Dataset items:
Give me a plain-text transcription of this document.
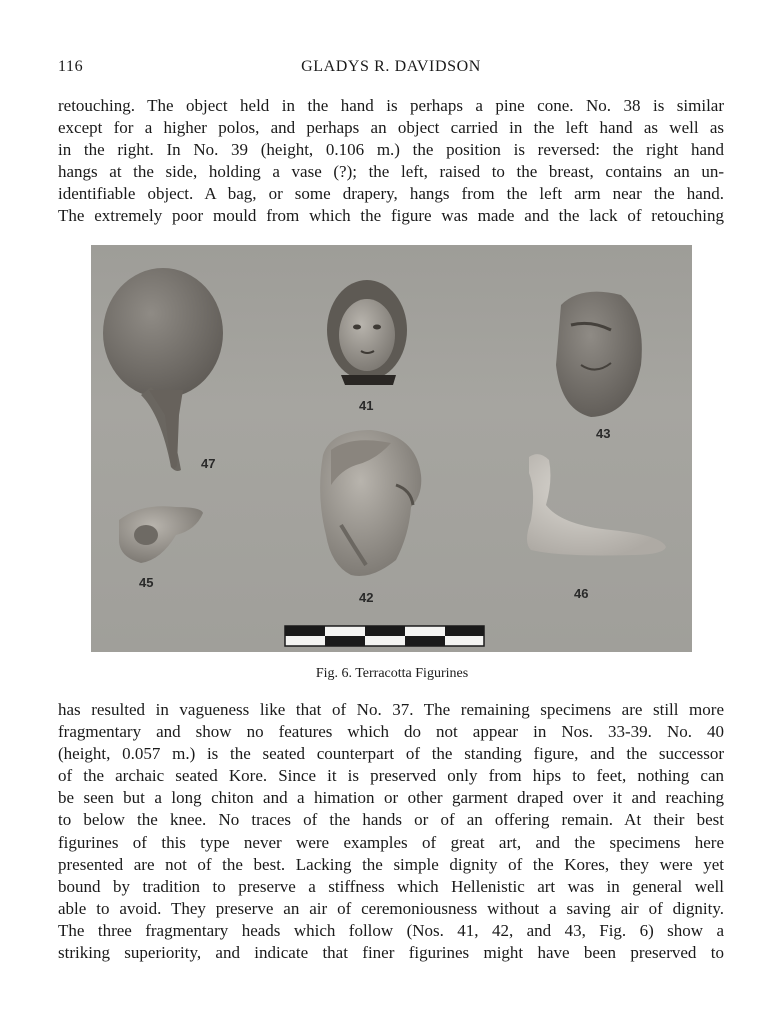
116	GLADYS R. DAVIDSON
retouching. The object held in the hand is perhaps a pine cone. No. 38 is similar
except for a higher polos, and perhaps an object carried in the left hand as well as
in the right. In No. 39 (height, 0.106 m.) the position is reversed: the right hand
hangs at the side, holding a vase (?); the left, raised to the breast, contains an un-
identifiable object. A bag, or some drapery, hangs from the left arm near the hand.
The extremely poor mould from which the figure was made and the lack of retouching
41
43
47
45
42	46
Fig. 6. Terracotta Figurines
has resulted in vagueness like that of No. 37. The remaining specimens are still more
fragmentary and show no features which do not appear in Nos. 33-39. No. 40
(height, 0.057 m.) is the seated counterpart of the standing figure, and the successor
of the archaic seated Kore. Since it is preserved only from hips to feet, nothing can
be seen but a long chiton and a himation or other garment draped over it and reaching
to below the knee. No traces of the hands or of an offering remain. At their best
figurines of this type never were examples of great art, and the specimens here
presented are not of the best. Lacking the simple dignity of the Kores, they were yet
bound by tradition to preserve a stiffness which Hellenistic art was in general well
able to avoid. They preserve an air of ceremoniousness without a saving air of dignity.
The three fragmentary heads which follow (Nos. 41, 42, and 43, Fig. 6) show a
striking superiority, and indicate that finer figurines might have been preserved to
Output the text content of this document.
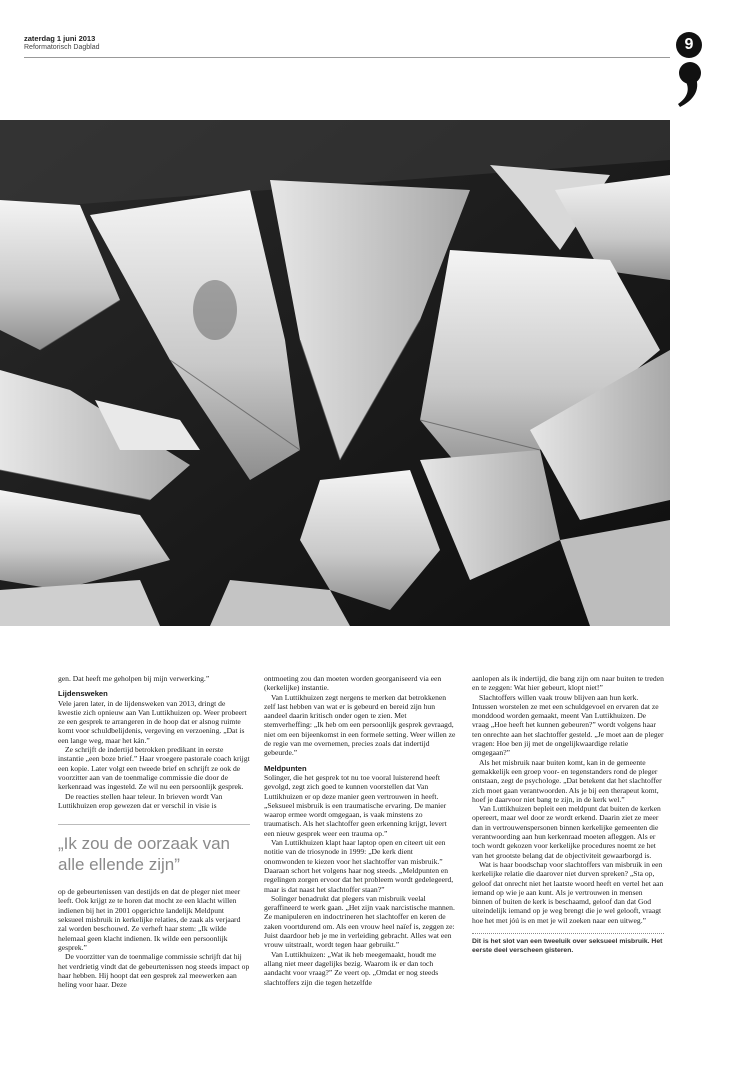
zaterdag 1 juni 2013
Reformatorisch Dagblad	9

gen. Dat heeft me geholpen bij mijn verwerking.”

Lijdensweken

Vele jaren later, in de lijdensweken van 2013, dringt de kwestie zich opnieuw aan Van Luttikhuizen op. Weer probeert ze een gesprek te arrangeren in de hoop dat er alsnog ruimte komt voor schuldbelijdenis, vergeving en verzoening. „Dat is een lange weg, maar het kán.”

Ze schrijft de indertijd betrokken predikant in eerste instantie „een boze brief.” Haar vroegere pastorale coach krijgt een kopie. Later volgt een tweede brief en schrijft ze ook de voorzitter aan van de toenmalige commissie die door de kerkenraad was ingesteld. Ze wil nu een persoonlijk gesprek.

De reacties stellen haar teleur. In brieven wordt Van Luttikhuizen erop gewezen dat er verschil in visie is

„Ik zou de oorzaak van alle ellende zijn”

op de gebeurtenissen van destijds en dat de pleger niet meer leeft. Ook krijgt ze te horen dat mocht ze een klacht willen indienen bij het in 2001 opgerichte landelijk Meldpunt seksueel misbruik in kerkelijke relaties, de zaak als verjaard zal worden beschouwd. Ze verheft haar stem: „Ik wilde helemaal geen klacht indienen. Ik wilde een persoonlijk gesprek.”

De voorzitter van de toenmalige commissie schrijft dat hij het verdrietig vindt dat de gebeurtenissen nog steeds impact op haar hebben. Hij hoopt dat een gesprek zal meewerken aan heling voor haar. Deze

ontmoeting zou dan moeten worden georganiseerd via een (kerkelijke) instantie.

Van Luttikhuizen zegt nergens te merken dat betrokkenen zelf last hebben van wat er is gebeurd en bereid zijn hun aandeel daarin kritisch onder ogen te zien. Met stemverheffing: „Ik heb om een persoonlijk gesprek gevraagd, niet om een bijeenkomst in een formele setting. Weer willen ze de regie van me overnemen, precies zoals dat indertijd gebeurde.”

Meldpunten

Solinger, die het gesprek tot nu toe vooral luisterend heeft gevolgd, zegt zich goed te kunnen voorstellen dat Van Luttikhuizen er op deze manier geen vertrouwen in heeft. „Seksueel misbruik is een traumatische ervaring. De manier waarop ermee wordt omgegaan, is vaak minstens zo traumatisch. Als het slachtoffer geen erkenning krijgt, levert een nieuw gesprek weer een trauma op.”

Van Luttikhuizen klapt haar laptop open en citeert uit een notitie van de triosynode in 1999: „De kerk dient onomwonden te kiezen voor het slachtoffer van misbruik.” Daaraan schort het volgens haar nog steeds. „Meldpunten en regelingen zorgen ervoor dat het probleem wordt gedelegeerd, maar is dat naast het slachtoffer staan?”

Solinger benadrukt dat plegers van misbruik veelal geraffineerd te werk gaan. „Het zijn vaak narcistische mannen. Ze manipuleren en indoctrineren het slachtoffer en keren de zaken voortdurend om. Als een vrouw heel naïef is, zeggen ze: Juist daardoor heb je me in verleiding gebracht. Alles wat een vrouw uitstraalt, wordt tegen haar gebruikt.”

Van Luttikhuizen: „Wat ik heb meegemaakt, houdt me allang niet meer dagelijks bezig. Waarom ik er dan toch aandacht voor vraag?” Ze veert op. „Omdat er nog steeds slachtoffers zijn die tegen hetzelfde

aanlopen als ik indertijd, die bang zijn om naar buiten te treden en te zeggen: Wat hier gebeurt, klopt niet!”

Slachtoffers willen vaak trouw blijven aan hun kerk. Intussen worstelen ze met een schuldgevoel en ervaren dat ze monddood worden gemaakt, meent Van Luttikhuizen. De vraag „Hoe heeft het kunnen gebeuren?” wordt volgens haar ten onrechte aan het slachtoffer gesteld. „Je moet aan de pleger vragen: Hoe ben jij met de ongelijkwaardige relatie omgegaan?”

Als het misbruik naar buiten komt, kan in de gemeente gemakkelijk een groep voor- en tegenstanders rond de pleger ontstaan, zegt de psychologe. „Dat betekent dat het slachtoffer zich moet gaan verantwoorden. Als je bij een therapeut komt, hoef je daarvoor niet bang te zijn, in de kerk wel.”

Van Luttikhuizen bepleit een meldpunt dat buiten de kerken opereert, maar wel door ze wordt erkend. Daarin ziet ze meer dan in vertrouwenspersonen binnen kerkelijke gemeenten die verantwoording aan hun kerkenraad moeten afleggen. Als er toch wordt gekozen voor kerkelijke procedures noemt ze het van het grootste belang dat de objectiviteit gewaarborgd is.

Wat is haar boodschap voor slachtoffers van misbruik in een kerkelijke relatie die daarover niet durven spreken? „Sta op, geloof dat onrecht niet het laatste woord heeft en vertel het aan iemand op wie je aan kunt. Als je vertrouwen in mensen binnen of buiten de kerk is beschaamd, geloof dan dat God uiteindelijk iemand op je weg brengt die je wel gelooft, vraagt hoe het met jóú is en met je wil zoeken naar een uitweg.”

Dit is het slot van een tweeluik over seksueel misbruik. Het eerste deel verscheen gisteren.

Problem details: List the lines that contain the word "this".

Written response:
Give me a plain-text transcription of this document.
figurines of this type never were examples of great art, and the specimens here
Output the text content of this document.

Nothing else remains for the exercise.